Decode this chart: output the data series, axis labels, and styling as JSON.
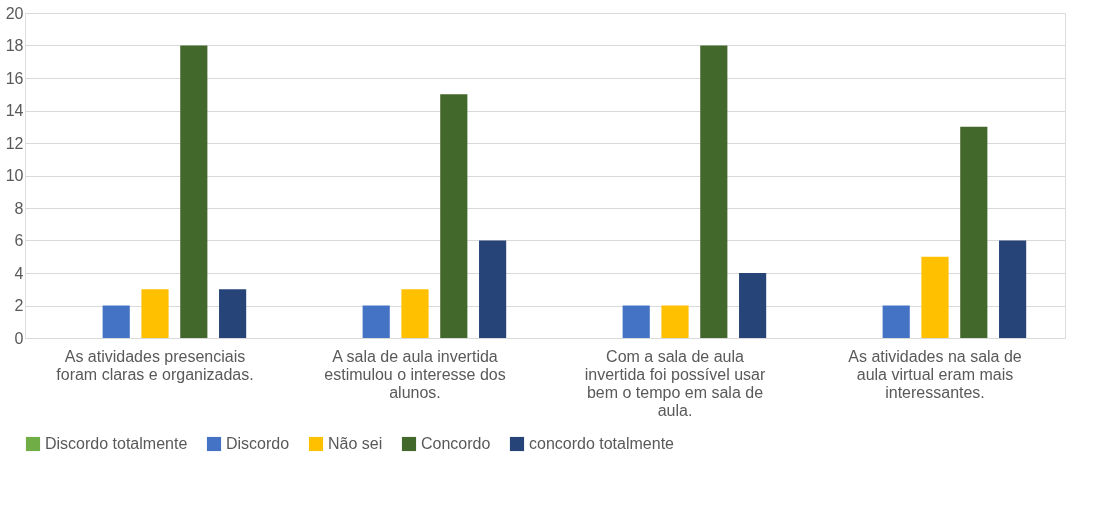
{
  "chart_data": {
    "type": "bar",
    "categories": [
      "As atividades presenciais foram claras e organizadas.",
      "A sala de aula invertida estimulou o interesse dos alunos.",
      "Com a sala de aula invertida foi possível usar bem o tempo em sala de aula.",
      "As atividades na sala de aula virtual eram mais interessantes."
    ],
    "series": [
      {
        "name": "Discordo totalmente",
        "color": "#70ad47",
        "values": [
          0,
          0,
          0,
          0
        ]
      },
      {
        "name": "Discordo",
        "color": "#4472c4",
        "values": [
          2,
          2,
          2,
          2
        ]
      },
      {
        "name": "Não sei",
        "color": "#ffc000",
        "values": [
          3,
          3,
          2,
          5
        ]
      },
      {
        "name": "Concordo",
        "color": "#43682b",
        "values": [
          18,
          15,
          18,
          13
        ]
      },
      {
        "name": "concordo totalmente",
        "color": "#264478",
        "values": [
          3,
          6,
          4,
          6
        ]
      }
    ],
    "ylim": [
      0,
      20
    ],
    "yticks": [
      0,
      2,
      4,
      6,
      8,
      10,
      12,
      14,
      16,
      18,
      20
    ],
    "grid": "y",
    "legend": "bottom"
  }
}
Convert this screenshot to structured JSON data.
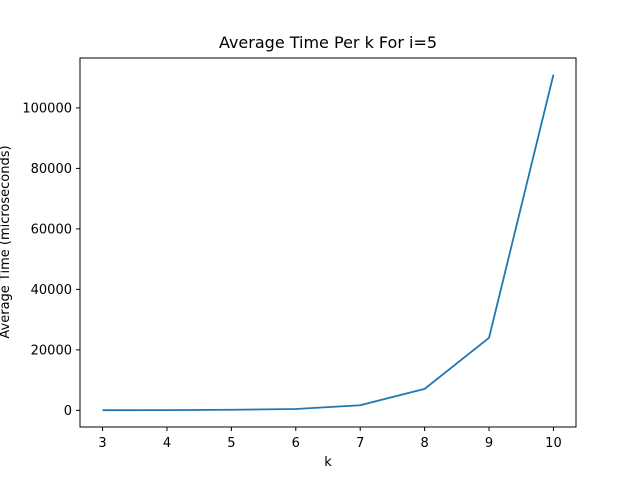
{
  "chart_data": {
    "type": "line",
    "title": "Average Time Per k For i=5",
    "xlabel": "k",
    "ylabel": "Average Time (microseconds)",
    "x": [
      3,
      4,
      5,
      6,
      7,
      8,
      9,
      10
    ],
    "series": [
      {
        "values": [
          50,
          80,
          200,
          450,
          1700,
          7100,
          24000,
          111000
        ],
        "color": "#1f77b4"
      }
    ],
    "xlim": [
      2.65,
      10.35
    ],
    "ylim": [
      -5500,
      116500
    ],
    "xticks": [
      3,
      4,
      5,
      6,
      7,
      8,
      9,
      10
    ],
    "yticks": [
      0,
      20000,
      40000,
      60000,
      80000,
      100000
    ],
    "grid": false,
    "legend": "none"
  }
}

[Exercise objective] Lines that hold "totalmente" are the ones to copy; find all of them.

[Solved problem]
        "name": "Discordo totalmente",
        "name": "concordo totalmente",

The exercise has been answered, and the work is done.